--- 文書の抜粋 ---

%%

殺人・強盗・窃盗あたり前の犯罪ゲーム「クライムアクションゲーム」。
広い街の中で好きな事ができる自由度の高さがウリの、特に欧米で人気のゲームジャンルですが、iPhone / iPod touch で公開されているクライムゲームの代表格「ギャングスター」シリーズに最新作が登場しました。
ギャングスターRIO:City of Saints」 です。
こう言っちゃなんですが「Grand Theft Auto」(GTA、グランド・セフト・オート)のパクリシリーズですね。

開発/販売元はゲームロフト。 メッセージはすべて日本語化されています。
約1年ごとに新作が発売されていて今回で3作目。 1作目はアメリカ西海岸、2作目はマイアミでしたが、今回は南米のリオデジャネイロが舞台です。
ギャング同士の抗争が描かれるバックストーリーがありますが、今回はこれまでのシリーズにも増してミッションが凶悪で、組織の殺し屋となってギャング・民間人を問わず殺人を繰り返します

卑猥な表現のセリフも多く、これまで以上に子供にはやらせられないゲームですね・・・

ギャングスターRIO:City of Saints

3D グラフィックで表現された街の中を自由に移動する事ができる「オープンワールド型」(オープンフィールド型)と呼ばれるタイプのゲームで、ストーリーは特定の場所で貰える「ミッション」を、特定の場所に行き遂行することで進行します。
俗に言う「お使い型」のゲームですね。
ただ、ミッションを無視して好きなだけ寄り道できるのが特徴です。

ほとんどのミッションは銃撃戦を伴います。 これはその方がゲームとして面白いからだと思われ、単純な移動だけのミッションは今回はほとんどありません。
しかしそのぶん過激なミッションが多く、FPS/TPS(ガンシューティング)的な展開が多くなっています。

%%

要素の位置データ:
%%

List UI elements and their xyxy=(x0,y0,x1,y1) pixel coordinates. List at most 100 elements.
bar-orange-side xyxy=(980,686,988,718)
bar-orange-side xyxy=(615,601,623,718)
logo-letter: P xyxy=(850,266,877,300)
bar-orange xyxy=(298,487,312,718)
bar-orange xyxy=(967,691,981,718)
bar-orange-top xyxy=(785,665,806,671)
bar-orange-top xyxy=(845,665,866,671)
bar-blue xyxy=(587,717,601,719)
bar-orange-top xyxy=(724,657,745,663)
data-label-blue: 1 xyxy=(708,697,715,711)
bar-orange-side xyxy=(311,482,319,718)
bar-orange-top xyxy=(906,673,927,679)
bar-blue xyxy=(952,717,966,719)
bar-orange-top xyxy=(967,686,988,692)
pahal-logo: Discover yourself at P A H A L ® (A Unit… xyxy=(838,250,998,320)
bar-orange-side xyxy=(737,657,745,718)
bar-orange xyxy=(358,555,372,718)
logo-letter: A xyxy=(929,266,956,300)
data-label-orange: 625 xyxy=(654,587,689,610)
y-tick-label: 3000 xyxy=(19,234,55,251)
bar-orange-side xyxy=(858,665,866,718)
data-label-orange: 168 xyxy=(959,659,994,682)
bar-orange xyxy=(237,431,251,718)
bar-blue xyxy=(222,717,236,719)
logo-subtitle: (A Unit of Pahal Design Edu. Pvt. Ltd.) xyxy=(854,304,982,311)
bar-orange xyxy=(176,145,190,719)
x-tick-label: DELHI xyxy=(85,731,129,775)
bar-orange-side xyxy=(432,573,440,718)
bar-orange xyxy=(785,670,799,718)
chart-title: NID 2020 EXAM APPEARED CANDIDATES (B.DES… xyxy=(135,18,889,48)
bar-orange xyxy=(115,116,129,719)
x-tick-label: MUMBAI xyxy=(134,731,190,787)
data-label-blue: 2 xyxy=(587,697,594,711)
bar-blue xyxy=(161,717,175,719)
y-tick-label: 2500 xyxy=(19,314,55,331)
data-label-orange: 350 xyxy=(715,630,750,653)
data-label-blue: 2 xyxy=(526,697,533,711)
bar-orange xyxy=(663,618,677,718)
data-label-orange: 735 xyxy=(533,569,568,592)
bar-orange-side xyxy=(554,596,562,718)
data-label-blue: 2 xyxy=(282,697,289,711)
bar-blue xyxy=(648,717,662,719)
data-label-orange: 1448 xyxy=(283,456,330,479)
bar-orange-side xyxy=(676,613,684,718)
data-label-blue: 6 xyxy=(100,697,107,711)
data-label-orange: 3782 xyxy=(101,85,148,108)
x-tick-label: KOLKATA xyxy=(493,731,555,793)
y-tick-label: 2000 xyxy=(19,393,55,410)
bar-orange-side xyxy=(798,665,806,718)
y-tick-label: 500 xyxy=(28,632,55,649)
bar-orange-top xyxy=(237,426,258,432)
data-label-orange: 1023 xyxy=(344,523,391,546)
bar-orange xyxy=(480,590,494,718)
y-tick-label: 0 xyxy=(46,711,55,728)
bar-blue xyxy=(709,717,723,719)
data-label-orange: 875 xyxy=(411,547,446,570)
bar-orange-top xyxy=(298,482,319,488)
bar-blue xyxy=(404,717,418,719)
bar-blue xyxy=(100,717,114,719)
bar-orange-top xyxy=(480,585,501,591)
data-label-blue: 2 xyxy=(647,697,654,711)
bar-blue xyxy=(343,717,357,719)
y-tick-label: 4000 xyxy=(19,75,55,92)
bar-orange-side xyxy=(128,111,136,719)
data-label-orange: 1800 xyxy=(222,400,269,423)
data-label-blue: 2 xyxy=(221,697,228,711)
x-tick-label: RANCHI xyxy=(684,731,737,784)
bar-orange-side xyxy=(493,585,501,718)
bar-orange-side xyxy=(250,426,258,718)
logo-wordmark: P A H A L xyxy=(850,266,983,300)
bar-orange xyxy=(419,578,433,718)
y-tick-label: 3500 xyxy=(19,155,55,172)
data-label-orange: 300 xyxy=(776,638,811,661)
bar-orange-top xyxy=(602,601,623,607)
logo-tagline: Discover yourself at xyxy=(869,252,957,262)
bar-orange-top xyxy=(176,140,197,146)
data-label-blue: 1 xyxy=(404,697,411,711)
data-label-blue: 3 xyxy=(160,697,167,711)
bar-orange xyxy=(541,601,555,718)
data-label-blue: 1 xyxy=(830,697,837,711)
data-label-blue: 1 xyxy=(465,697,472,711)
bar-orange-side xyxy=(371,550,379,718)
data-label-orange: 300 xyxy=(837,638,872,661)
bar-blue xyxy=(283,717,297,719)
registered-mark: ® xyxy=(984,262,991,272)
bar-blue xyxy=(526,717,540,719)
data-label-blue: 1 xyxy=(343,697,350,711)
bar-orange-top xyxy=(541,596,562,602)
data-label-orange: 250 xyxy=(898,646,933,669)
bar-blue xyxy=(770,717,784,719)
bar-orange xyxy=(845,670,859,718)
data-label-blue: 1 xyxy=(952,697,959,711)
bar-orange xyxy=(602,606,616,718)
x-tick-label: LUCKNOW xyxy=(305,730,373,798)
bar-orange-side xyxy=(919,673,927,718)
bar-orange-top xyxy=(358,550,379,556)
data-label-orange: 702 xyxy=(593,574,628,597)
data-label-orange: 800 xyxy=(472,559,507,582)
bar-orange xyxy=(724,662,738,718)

%%

--- 課題の指示 A ---
ギャングスターRIOの紹介文によると、このゲームの開発/販売元はどこですか。
--- 課題の指示 B ---
ギャングスターRIOの紹介文に出てくる、シリーズ各作の舞台をすべて挙げてください。
--- 課題の指示 C ---
ギャングスターRIOの紹介文を、最後の文の続きから書き進めてください。

--- 解答例 A ---
ゲームロフトです。

--- 解答例 B ---
アメリカ西海岸、マイアミ、リオデジャネイロ

--- 解答例 C ---
町中にいる人を無差別に殺す大量殺人的な事も可能で、そうしていると警察に追われるのですが、警察もあまり強くないので殺しまくることが出来ます。
おまけに逃げれば簡単にまくことができ、犯罪に対するペナルティーは非常に低くなっています。
まさに「クライムゲーム」(犯罪ゲーム)と言えますね。

もう1つの特徴は「豊富な乗り物がある」点で、基本的に車両は駐車されているものを勝手に盗ったり、道行く車を止めて無理やり奪うことで入手します。
(ギャングスターの元である Grand Theft Auto が、そもそも「車泥棒」という意味です)
車には普通のセダン車の他に、小型三輪車やトラック、バイクや水上スキー、さらにヘリコプターやセスナ機まで登場します。
好きな車で自由に街を移動できるのも、このゲームのウリと言えます。

今回は「アジト」があり、そこで銃や服装の変更も可能です。
ミッションで得た資金で銃や上着やズボンを購入し、アジトに常備する乗り物の購入も可能です。
しかし装備の購入には主人公のレベルアップが必要で、かなりレベルが高くならないと「好きなものを選ぶ」と言うことは出来ません。
服には性能値があるため、どうしても性能の高いものを選択する必要がありますし、あまり自由にカスタマイズ出来る訳ではありません。

ギャングスターRIO:City of Saints

ギャングスターRIO:City of Saints

ギャングスターRIO:City of Saints

グラフィックは以前のギャングスターシリーズと比べると大幅に良くなっていて、かなり綺麗でリアルな町並みが表現されています。
ただ、遠くの景色は簡略化したテクスチャ(画質)で表示され、細かいオブジェクトも省略されます。 そのため見晴らしの良い場所に立つと遠くと近くの画質の違いが明確になり、違和感も感じます
しかしこの辺りの負荷軽減の工夫は、むしろ賞賛されるべき点でしょう。
今回は iPhone 4 でプレイしたため、やや距離による画質の変化が気になりましたが、iPhone 4S や iPad 2 だと綺麗に見える範囲は広がるものと思われます。

キャラクターの動きも以前より良くなっていて、まだゲームロフト特有の「質感の無さ」を感じる場面はありますが、かなり自然なモーションになっています
iTunes のレビューには動きがカクカクするという意見が多いようですが、私は(iPhone 4 でのプレイで)特にプレイし辛いという印象は受けませんでした。
(ただサイズの大きなゲームなので、インストール後に一度本体を再起動しておいた方が良いと思います)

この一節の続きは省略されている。